* WHAT IS ASKED *
Make an exact copy of the entries, and keep any pictures out of it.

* MATERIAL SUPPLIED *
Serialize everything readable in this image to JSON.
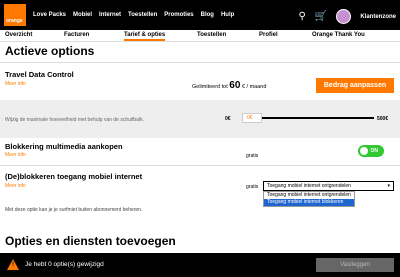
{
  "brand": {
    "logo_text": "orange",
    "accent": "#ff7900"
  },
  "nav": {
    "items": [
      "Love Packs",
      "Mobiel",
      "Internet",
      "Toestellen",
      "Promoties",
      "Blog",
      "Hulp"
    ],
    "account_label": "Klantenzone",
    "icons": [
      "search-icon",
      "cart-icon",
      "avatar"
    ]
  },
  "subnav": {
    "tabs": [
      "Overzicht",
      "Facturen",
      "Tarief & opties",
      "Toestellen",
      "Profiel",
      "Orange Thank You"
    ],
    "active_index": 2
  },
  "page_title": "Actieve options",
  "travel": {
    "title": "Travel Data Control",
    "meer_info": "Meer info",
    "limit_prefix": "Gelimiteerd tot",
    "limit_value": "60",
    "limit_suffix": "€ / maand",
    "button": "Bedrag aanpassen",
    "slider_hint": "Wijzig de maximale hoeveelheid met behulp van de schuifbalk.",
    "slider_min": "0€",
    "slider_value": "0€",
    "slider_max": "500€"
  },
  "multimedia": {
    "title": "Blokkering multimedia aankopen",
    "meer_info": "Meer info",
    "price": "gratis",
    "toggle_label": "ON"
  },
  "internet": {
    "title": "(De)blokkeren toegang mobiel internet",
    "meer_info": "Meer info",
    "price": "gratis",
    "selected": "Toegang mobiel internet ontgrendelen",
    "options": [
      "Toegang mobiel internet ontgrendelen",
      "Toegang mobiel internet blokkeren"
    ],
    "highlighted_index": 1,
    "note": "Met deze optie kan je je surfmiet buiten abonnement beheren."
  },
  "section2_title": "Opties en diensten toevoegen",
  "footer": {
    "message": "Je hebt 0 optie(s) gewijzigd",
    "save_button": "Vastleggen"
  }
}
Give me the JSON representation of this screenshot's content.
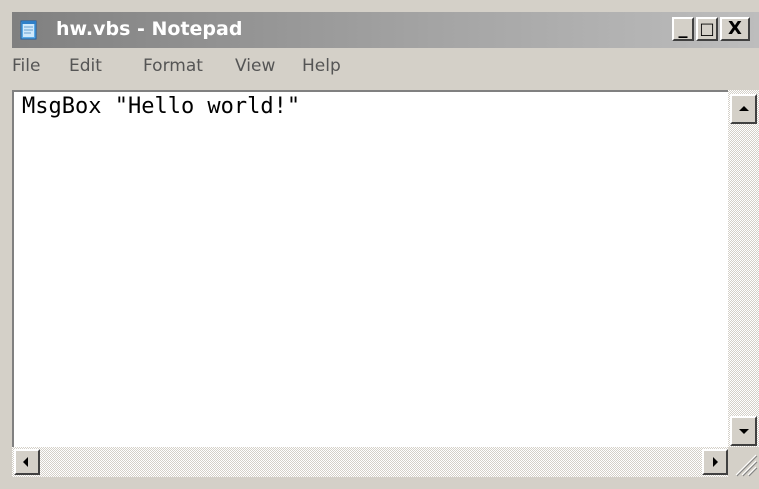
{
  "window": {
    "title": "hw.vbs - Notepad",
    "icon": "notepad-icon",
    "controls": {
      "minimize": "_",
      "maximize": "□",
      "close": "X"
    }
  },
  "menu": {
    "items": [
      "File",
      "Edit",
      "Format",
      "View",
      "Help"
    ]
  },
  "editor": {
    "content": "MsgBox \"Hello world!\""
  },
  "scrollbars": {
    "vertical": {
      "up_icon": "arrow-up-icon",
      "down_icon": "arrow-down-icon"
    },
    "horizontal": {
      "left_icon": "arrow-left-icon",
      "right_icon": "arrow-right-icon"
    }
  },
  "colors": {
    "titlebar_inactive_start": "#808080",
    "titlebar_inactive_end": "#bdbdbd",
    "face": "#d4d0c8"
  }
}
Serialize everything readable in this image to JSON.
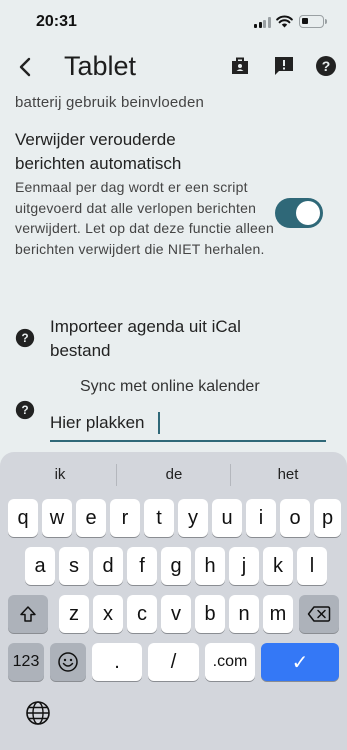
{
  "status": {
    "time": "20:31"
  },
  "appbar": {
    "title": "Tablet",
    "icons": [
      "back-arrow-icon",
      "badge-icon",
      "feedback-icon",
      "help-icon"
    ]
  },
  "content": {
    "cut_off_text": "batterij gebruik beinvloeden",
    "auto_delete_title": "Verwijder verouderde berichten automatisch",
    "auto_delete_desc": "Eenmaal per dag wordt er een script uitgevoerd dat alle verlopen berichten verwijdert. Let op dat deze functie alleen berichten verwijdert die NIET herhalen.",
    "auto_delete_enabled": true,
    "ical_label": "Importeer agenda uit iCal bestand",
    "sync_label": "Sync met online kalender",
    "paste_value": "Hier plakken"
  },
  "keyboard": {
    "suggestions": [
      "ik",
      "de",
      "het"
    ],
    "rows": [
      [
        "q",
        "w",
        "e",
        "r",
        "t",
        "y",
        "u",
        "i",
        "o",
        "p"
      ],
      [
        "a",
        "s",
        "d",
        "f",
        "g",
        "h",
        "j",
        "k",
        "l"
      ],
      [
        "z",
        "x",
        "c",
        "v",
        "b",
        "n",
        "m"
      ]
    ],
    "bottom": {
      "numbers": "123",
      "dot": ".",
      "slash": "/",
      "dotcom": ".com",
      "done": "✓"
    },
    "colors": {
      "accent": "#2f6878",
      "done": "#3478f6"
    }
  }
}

* COMPLETED EXERCISE *
Serialize everything readable in this image to JSON.
{
  "brand": {
    "logo_text": "orange",
    "accent": "#ff7900"
  },
  "nav": {
    "items": [
      "Love Packs",
      "Mobiel",
      "Internet",
      "Toestellen",
      "Promoties",
      "Blog",
      "Hulp"
    ],
    "account_label": "Klantenzone",
    "icons": [
      "search-icon",
      "cart-icon",
      "avatar"
    ]
  },
  "subnav": {
    "tabs": [
      "Overzicht",
      "Facturen",
      "Tarief & opties",
      "Toestellen",
      "Profiel",
      "Orange Thank You"
    ],
    "active_index": 2
  },
  "page_title": "Actieve options",
  "travel": {
    "title": "Travel Data Control",
    "meer_info": "Meer info",
    "limit_prefix": "Gelimiteerd tot",
    "limit_value": "60",
    "limit_suffix": "€ / maand",
    "button": "Bedrag aanpassen",
    "slider_hint": "Wijzig de maximale hoeveelheid met behulp van de schuifbalk.",
    "slider_min": "0€",
    "slider_value": "0€",
    "slider_max": "500€"
  },
  "multimedia": {
    "title": "Blokkering multimedia aankopen",
    "meer_info": "Meer info",
    "price": "gratis",
    "toggle_label": "ON"
  },
  "internet": {
    "title": "(De)blokkeren toegang mobiel internet",
    "meer_info": "Meer info",
    "price": "gratis",
    "selected": "Toegang mobiel internet ontgrendelen",
    "options": [
      "Toegang mobiel internet ontgrendelen",
      "Toegang mobiel internet blokkeren"
    ],
    "highlighted_index": 1,
    "note": "Met deze optie kan je je surfmiet buiten abonnement beheren."
  },
  "section2_title": "Opties en diensten toevoegen",
  "footer": {
    "message": "Je hebt 0 optie(s) gewijzigd",
    "save_button": "Vastleggen"
  }
}
Give me the JSON representation of this screenshot's content.
{
  "window": {
    "title": "hw.vbs - Notepad",
    "icon": "notepad-icon",
    "controls": {
      "minimize": "_",
      "maximize": "□",
      "close": "X"
    }
  },
  "menu": {
    "items": [
      "File",
      "Edit",
      "Format",
      "View",
      "Help"
    ]
  },
  "editor": {
    "content": "MsgBox \"Hello world!\""
  },
  "scrollbars": {
    "vertical": {
      "up_icon": "arrow-up-icon",
      "down_icon": "arrow-down-icon"
    },
    "horizontal": {
      "left_icon": "arrow-left-icon",
      "right_icon": "arrow-right-icon"
    }
  },
  "colors": {
    "titlebar_inactive_start": "#808080",
    "titlebar_inactive_end": "#bdbdbd",
    "face": "#d4d0c8"
  }
}
Serialize everything readable in this image to JSON.
{
  "status": {
    "time": "20:31"
  },
  "appbar": {
    "title": "Tablet",
    "icons": [
      "back-arrow-icon",
      "badge-icon",
      "feedback-icon",
      "help-icon"
    ]
  },
  "content": {
    "cut_off_text": "batterij gebruik beinvloeden",
    "auto_delete_title": "Verwijder verouderde berichten automatisch",
    "auto_delete_desc": "Eenmaal per dag wordt er een script uitgevoerd dat alle verlopen berichten verwijdert. Let op dat deze functie alleen berichten verwijdert die NIET herhalen.",
    "auto_delete_enabled": true,
    "ical_label": "Importeer agenda uit iCal bestand",
    "sync_label": "Sync met online kalender",
    "paste_value": "Hier plakken"
  },
  "keyboard": {
    "suggestions": [
      "ik",
      "de",
      "het"
    ],
    "rows": [
      [
        "q",
        "w",
        "e",
        "r",
        "t",
        "y",
        "u",
        "i",
        "o",
        "p"
      ],
      [
        "a",
        "s",
        "d",
        "f",
        "g",
        "h",
        "j",
        "k",
        "l"
      ],
      [
        "z",
        "x",
        "c",
        "v",
        "b",
        "n",
        "m"
      ]
    ],
    "bottom": {
      "numbers": "123",
      "dot": ".",
      "slash": "/",
      "dotcom": ".com",
      "done": "✓"
    },
    "colors": {
      "accent": "#2f6878",
      "done": "#3478f6"
    }
  }
}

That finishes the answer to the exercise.